§ **Job**: State how many lines in the entries below contain "this". Write nothing but the number.

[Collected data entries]
++++++++++++++++++++

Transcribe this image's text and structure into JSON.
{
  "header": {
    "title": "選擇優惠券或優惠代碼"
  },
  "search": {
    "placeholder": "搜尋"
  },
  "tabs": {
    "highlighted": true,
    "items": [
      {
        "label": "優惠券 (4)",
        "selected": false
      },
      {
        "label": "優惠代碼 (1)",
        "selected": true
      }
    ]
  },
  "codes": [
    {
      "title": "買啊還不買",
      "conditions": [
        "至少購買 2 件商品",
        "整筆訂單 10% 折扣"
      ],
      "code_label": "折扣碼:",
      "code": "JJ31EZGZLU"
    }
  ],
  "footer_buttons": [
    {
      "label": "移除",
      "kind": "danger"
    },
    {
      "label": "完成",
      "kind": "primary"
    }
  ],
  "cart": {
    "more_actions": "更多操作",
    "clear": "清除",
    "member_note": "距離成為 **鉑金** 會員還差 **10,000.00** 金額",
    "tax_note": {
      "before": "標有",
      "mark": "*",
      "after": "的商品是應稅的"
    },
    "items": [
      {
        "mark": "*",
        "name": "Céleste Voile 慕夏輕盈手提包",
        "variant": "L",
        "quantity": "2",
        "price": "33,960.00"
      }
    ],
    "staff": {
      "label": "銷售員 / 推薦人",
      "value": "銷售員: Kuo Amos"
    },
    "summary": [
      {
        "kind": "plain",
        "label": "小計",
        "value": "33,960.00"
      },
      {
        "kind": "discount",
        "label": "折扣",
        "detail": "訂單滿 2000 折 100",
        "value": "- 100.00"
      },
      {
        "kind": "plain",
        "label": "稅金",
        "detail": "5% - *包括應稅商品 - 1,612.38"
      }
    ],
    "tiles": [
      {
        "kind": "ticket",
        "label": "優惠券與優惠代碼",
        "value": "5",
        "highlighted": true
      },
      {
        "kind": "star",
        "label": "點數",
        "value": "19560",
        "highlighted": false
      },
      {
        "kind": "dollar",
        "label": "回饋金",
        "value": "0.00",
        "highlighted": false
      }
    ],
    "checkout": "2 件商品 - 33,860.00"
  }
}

++++++++++++++++++++

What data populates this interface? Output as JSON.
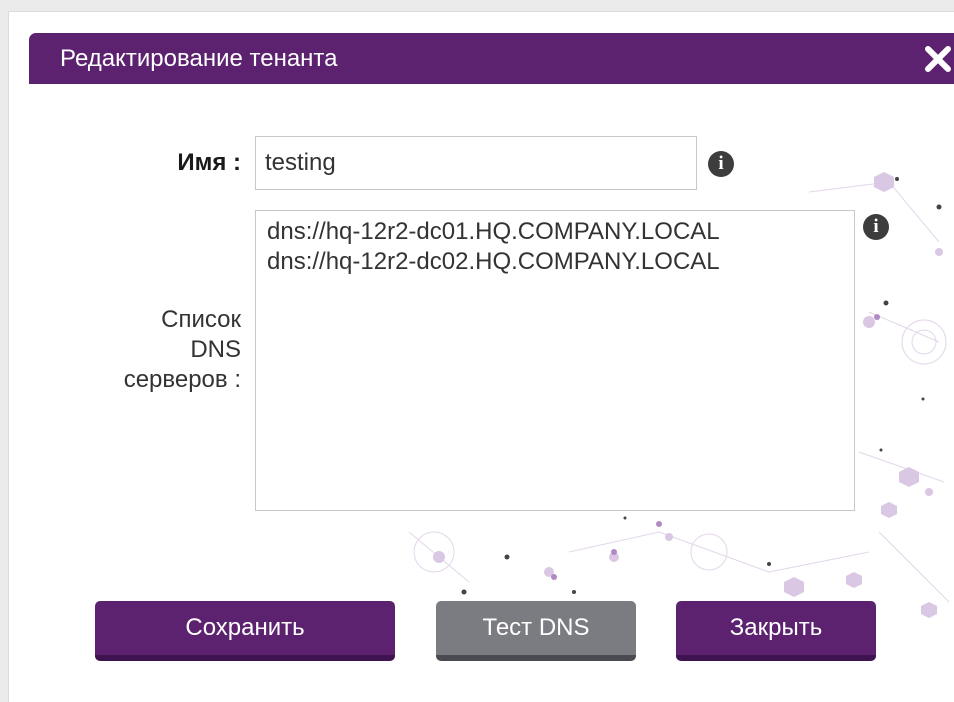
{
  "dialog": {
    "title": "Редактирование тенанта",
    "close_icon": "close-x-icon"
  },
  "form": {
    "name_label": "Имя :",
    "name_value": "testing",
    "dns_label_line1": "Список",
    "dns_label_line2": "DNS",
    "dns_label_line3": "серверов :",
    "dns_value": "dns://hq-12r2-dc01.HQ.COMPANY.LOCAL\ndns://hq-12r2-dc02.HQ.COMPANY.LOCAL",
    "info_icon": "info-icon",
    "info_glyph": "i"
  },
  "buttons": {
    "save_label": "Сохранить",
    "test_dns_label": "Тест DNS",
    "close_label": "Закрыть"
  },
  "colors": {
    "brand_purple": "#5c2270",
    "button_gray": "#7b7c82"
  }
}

++++++++++++++++++++

§ **Reply**: 2